• To do
Every record must appear in your copy exactly as written, with no pictures.

• Records for the task
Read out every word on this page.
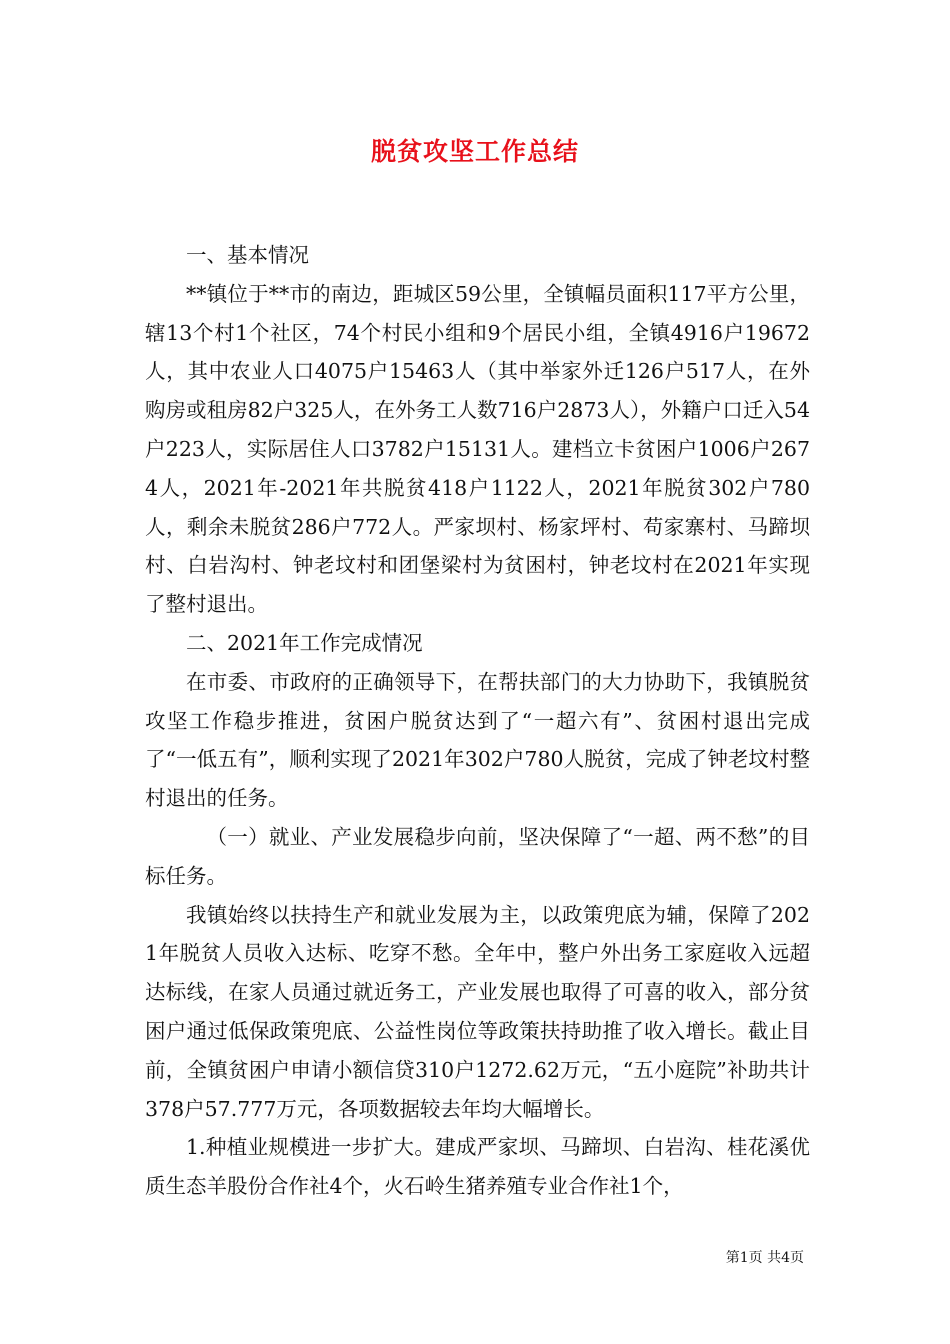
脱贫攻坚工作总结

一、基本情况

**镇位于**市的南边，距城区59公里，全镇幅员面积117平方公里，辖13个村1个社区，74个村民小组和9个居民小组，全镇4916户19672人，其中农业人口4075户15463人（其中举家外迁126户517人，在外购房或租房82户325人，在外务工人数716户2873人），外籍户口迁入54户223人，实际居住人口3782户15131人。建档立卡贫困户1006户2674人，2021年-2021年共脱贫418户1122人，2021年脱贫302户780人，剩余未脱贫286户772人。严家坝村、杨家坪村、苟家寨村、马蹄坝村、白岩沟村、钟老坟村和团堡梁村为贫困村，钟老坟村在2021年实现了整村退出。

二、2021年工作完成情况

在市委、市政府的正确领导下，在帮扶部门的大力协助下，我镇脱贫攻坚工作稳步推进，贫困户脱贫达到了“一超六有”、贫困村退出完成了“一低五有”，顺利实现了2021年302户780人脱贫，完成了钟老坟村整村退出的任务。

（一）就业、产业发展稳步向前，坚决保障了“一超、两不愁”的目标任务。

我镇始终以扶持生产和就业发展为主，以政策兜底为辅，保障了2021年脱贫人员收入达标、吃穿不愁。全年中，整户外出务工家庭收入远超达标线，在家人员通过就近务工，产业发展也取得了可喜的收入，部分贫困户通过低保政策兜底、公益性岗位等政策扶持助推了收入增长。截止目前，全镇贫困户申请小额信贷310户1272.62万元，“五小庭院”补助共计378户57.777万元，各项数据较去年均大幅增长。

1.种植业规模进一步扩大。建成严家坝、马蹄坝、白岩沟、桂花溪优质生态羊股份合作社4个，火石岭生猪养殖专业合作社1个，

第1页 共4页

• Solution for this exercise
Read out every word on this page.
脱贫攻坚工作总结

一、基本情况

**镇位于**市的南边，距城区59公里，全镇幅员面积117平方公里，辖13个村1个社区，74个村民小组和9个居民小组，全镇4916户19672人，其中农业人口4075户15463人（其中举家外迁126户517人，在外购房或租房82户325人，在外务工人数716户2873人），外籍户口迁入54户223人，实际居住人口3782户15131人。建档立卡贫困户1006户2674人，2021年-2021年共脱贫418户1122人，2021年脱贫302户780人，剩余未脱贫286户772人。严家坝村、杨家坪村、苟家寨村、马蹄坝村、白岩沟村、钟老坟村和团堡梁村为贫困村，钟老坟村在2021年实现了整村退出。

二、2021年工作完成情况

在市委、市政府的正确领导下，在帮扶部门的大力协助下，我镇脱贫攻坚工作稳步推进，贫困户脱贫达到了“一超六有”、贫困村退出完成了“一低五有”，顺利实现了2021年302户780人脱贫，完成了钟老坟村整村退出的任务。

（一）就业、产业发展稳步向前，坚决保障了“一超、两不愁”的目标任务。

我镇始终以扶持生产和就业发展为主，以政策兜底为辅，保障了2021年脱贫人员收入达标、吃穿不愁。全年中，整户外出务工家庭收入远超达标线，在家人员通过就近务工，产业发展也取得了可喜的收入，部分贫困户通过低保政策兜底、公益性岗位等政策扶持助推了收入增长。截止目前，全镇贫困户申请小额信贷310户1272.62万元，“五小庭院”补助共计378户57.777万元，各项数据较去年均大幅增长。

1.种植业规模进一步扩大。建成严家坝、马蹄坝、白岩沟、桂花溪优质生态羊股份合作社4个，火石岭生猪养殖专业合作社1个，

第1页 共4页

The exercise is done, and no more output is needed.